Copy each line below in which the string "document" occurs.

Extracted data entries
● ● ●
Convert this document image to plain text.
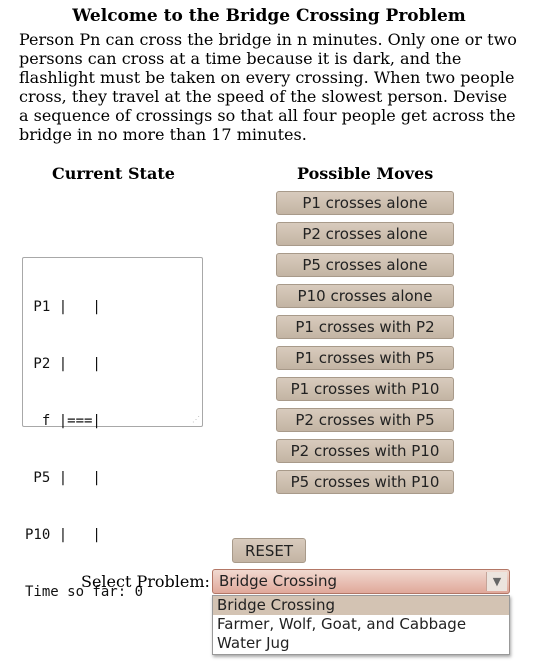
Welcome to the Bridge Crossing Problem
Person Pn can cross the bridge in n minutes. Only one or two persons can cross at a time because it is dark, and the flashlight must be taken on every crossing. When two people cross, they travel at the speed of the slowest person. Devise a sequence of crossings so that all four people get across the bridge in no more than 17 minutes.
Current State	Possible Moves

P1 |   |

P2 |   |

f |===|

P5 |   |

P10 |   |

Time so far: 0

⋰

P1 crosses alone
P2 crosses alone
P5 crosses alone
P10 crosses alone
P1 crosses with P2
P1 crosses with P5
P1 crosses with P10
P2 crosses with P5
P2 crosses with P10
P5 crosses with P10
RESET
Select Problem: Bridge Crossing	▼
Bridge Crossing
Farmer, Wolf, Goat, and Cabbage
Water Jug
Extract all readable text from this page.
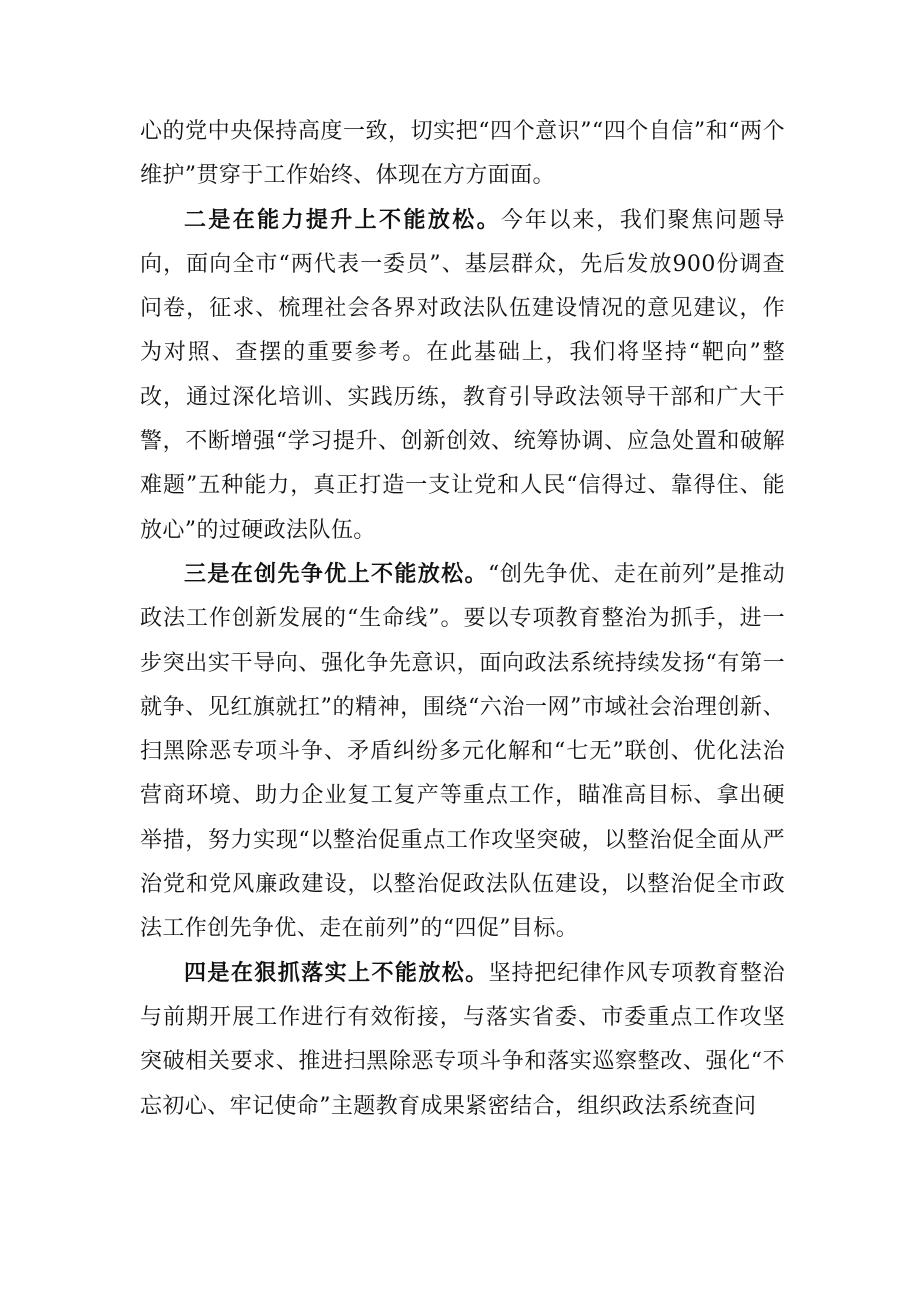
心的党中央保持高度一致，切实把“四个意识”“四个自信”和“两个维护”贯穿于工作始终、体现在方方面面。

二是在能力提升上不能放松。今年以来，我们聚焦问题导向，面向全市“两代表一委员”、基层群众，先后发放900份调查问卷，征求、梳理社会各界对政法队伍建设情况的意见建议，作为对照、查摆的重要参考。在此基础上，我们将坚持“靶向”整改，通过深化培训、实践历练，教育引导政法领导干部和广大干警，不断增强“学习提升、创新创效、统筹协调、应急处置和破解难题”五种能力，真正打造一支让党和人民“信得过、靠得住、能放心”的过硬政法队伍。

三是在创先争优上不能放松。“创先争优、走在前列”是推动政法工作创新发展的“生命线”。要以专项教育整治为抓手，进一步突出实干导向、强化争先意识，面向政法系统持续发扬“有第一就争、见红旗就扛”的精神，围绕“六治一网”市域社会治理创新、扫黑除恶专项斗争、矛盾纠纷多元化解和“七无”联创、优化法治营商环境、助力企业复工复产等重点工作，瞄准高目标、拿出硬举措，努力实现“以整治促重点工作攻坚突破，以整治促全面从严治党和党风廉政建设，以整治促政法队伍建设，以整治促全市政法工作创先争优、走在前列”的“四促”目标。

四是在狠抓落实上不能放松。坚持把纪律作风专项教育整治与前期开展工作进行有效衔接，与落实省委、市委重点工作攻坚突破相关要求、推进扫黑除恶专项斗争和落实巡察整改、强化“不忘初心、牢记使命”主题教育成果紧密结合，组织政法系统查问
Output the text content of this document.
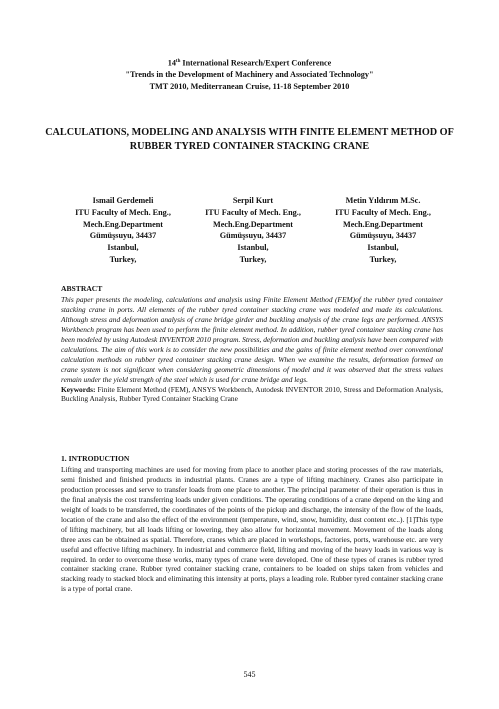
14th International Research/Expert Conference
"Trends in the Development of Machinery and Associated Technology"
TMT 2010, Mediterranean Cruise, 11-18 September 2010
CALCULATIONS, MODELING AND ANALYSIS WITH FINITE ELEMENT METHOD OF RUBBER TYRED CONTAINER STACKING CRANE
Ismail Gerdemeli
ITU Faculty of Mech. Eng.,
Mech.Eng.Department
Gümüşsuyu, 34437
Istanbul,
Turkey,
Serpil Kurt
ITU Faculty of Mech. Eng.,
Mech.Eng.Department
Gümüşsuyu, 34437
Istanbul,
Turkey,
Metin Yıldırım M.Sc.
ITU Faculty of Mech. Eng.,
Mech.Eng.Department
Gümüşsuyu, 34437
Istanbul,
Turkey,
ABSTRACT
This paper presents the modeling, calculations and analysis using Finite Element Method (FEM)of the rubber tyred container stacking crane in ports. All elements of the rubber tyred container stacking crane was modeled and made its calculations. Although stress and deformation analysis of crane bridge girder and buckling analysis of the crane legs are performed. ANSYS Workbench program has been used to perform the finite element method. In addition, rubber tyred container stacking crane has been modeled by using Autodesk INVENTOR 2010 program. Stress, deformation and buckling analysis have been compared with calculations. The aim of this work is to consider the new possibilities and the gains of finite element method over conventional calculation methods on rubber tyred container stacking crane design. When we examine the results, deformation formed on crane system is not significant when considering geometric dimensions of model and it was observed that the stress values remain under the yield strength of the steel which is used for crane bridge and legs.
Keywords: Finite Element Method (FEM), ANSYS Workbench, Autodesk INVENTOR 2010, Stress and Deformation Analysis, Buckling Analysis, Rubber Tyred Container Stacking Crane
1. INTRODUCTION
Lifting and transporting machines are used for moving from place to another place and storing processes of the raw materials, semi finished and finished products in industrial plants. Cranes are a type of lifting machinery. Cranes also participate in production processes and serve to transfer loads from one place to another. The principal parameter of their operation is thus in the final analysis the cost transferring loads under given conditions. The operating conditions of a crane depend on the king and weight of loads to be transferred, the coordinates of the points of the pickup and discharge, the intensity of the flow of the loads, location of the crane and also the effect of the environment (temperature, wind, snow, humidity, dust content etc..). [1]This type of lifting machinery, but all loads lifting or lowering, they also allow for horizontal movement. Movement of the loads along three axes can be obtained as spatial. Therefore, cranes which are placed in workshops, factories, ports, warehouse etc. are very useful and effective lifting machinery. In industrial and commerce field, lifting and moving of the heavy loads in various way is required. In order to overcome these works, many types of crane were developed. One of these types of cranes is rubber tyred container stacking crane. Rubber tyred container stacking crane, containers to be loaded on ships taken from vehicles and stacking ready to stacked block and eliminating this intensity at ports, plays a leading role. Rubber tyred container stacking crane is a type of portal crane.
545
● ● ●
# TASK RESPONSE
Convert this document image to plain text.
Output the text content of this document.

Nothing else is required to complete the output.